Each line from the one that contains "Read out every word on this page." to the end of the material must be quoted exactly; include both end lines and nothing else.
═════ Given information ═════
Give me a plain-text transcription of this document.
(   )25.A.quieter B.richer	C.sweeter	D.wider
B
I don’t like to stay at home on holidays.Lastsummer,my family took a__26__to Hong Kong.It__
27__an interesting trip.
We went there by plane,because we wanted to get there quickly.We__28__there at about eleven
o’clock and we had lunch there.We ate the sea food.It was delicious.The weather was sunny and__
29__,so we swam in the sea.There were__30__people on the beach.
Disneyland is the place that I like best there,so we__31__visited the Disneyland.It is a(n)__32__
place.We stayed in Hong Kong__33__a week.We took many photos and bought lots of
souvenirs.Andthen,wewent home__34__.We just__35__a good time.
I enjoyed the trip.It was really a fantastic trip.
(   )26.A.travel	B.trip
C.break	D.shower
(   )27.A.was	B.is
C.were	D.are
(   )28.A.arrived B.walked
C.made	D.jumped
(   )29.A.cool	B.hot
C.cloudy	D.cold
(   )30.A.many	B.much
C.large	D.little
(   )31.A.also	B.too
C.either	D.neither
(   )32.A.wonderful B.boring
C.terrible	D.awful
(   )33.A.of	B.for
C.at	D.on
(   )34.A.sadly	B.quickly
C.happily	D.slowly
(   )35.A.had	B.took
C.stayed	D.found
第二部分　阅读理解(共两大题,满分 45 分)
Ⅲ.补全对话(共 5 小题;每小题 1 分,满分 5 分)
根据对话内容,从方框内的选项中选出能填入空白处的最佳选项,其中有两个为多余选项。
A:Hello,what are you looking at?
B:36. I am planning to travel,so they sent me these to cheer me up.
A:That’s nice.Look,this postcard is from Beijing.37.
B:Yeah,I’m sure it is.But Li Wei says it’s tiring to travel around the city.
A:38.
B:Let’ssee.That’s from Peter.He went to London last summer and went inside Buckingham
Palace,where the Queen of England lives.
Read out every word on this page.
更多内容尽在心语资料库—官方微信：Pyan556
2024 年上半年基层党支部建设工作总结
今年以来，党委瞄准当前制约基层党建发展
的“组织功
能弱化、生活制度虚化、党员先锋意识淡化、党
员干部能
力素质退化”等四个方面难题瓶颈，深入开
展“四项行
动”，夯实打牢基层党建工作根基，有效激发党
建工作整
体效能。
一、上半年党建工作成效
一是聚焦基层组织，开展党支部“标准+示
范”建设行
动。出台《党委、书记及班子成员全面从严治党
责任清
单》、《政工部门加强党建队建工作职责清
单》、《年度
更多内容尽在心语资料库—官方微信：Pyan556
═════
The solution:
Read out every word on this page.
更多内容尽在心语资料库—官方微信：Pyan556
2024 年上半年基层党支部建设工作总结
今年以来，党委瞄准当前制约基层党建发展
的“组织功
能弱化、生活制度虚化、党员先锋意识淡化、党
员干部能
力素质退化”等四个方面难题瓶颈，深入开
展“四项行
动”，夯实打牢基层党建工作根基，有效激发党
建工作整
体效能。
一、上半年党建工作成效
一是聚焦基层组织，开展党支部“标准+示
范”建设行
动。出台《党委、书记及班子成员全面从严治党
责任清
单》、《政工部门加强党建队建工作职责清
单》、《年度
更多内容尽在心语资料库—官方微信：Pyan556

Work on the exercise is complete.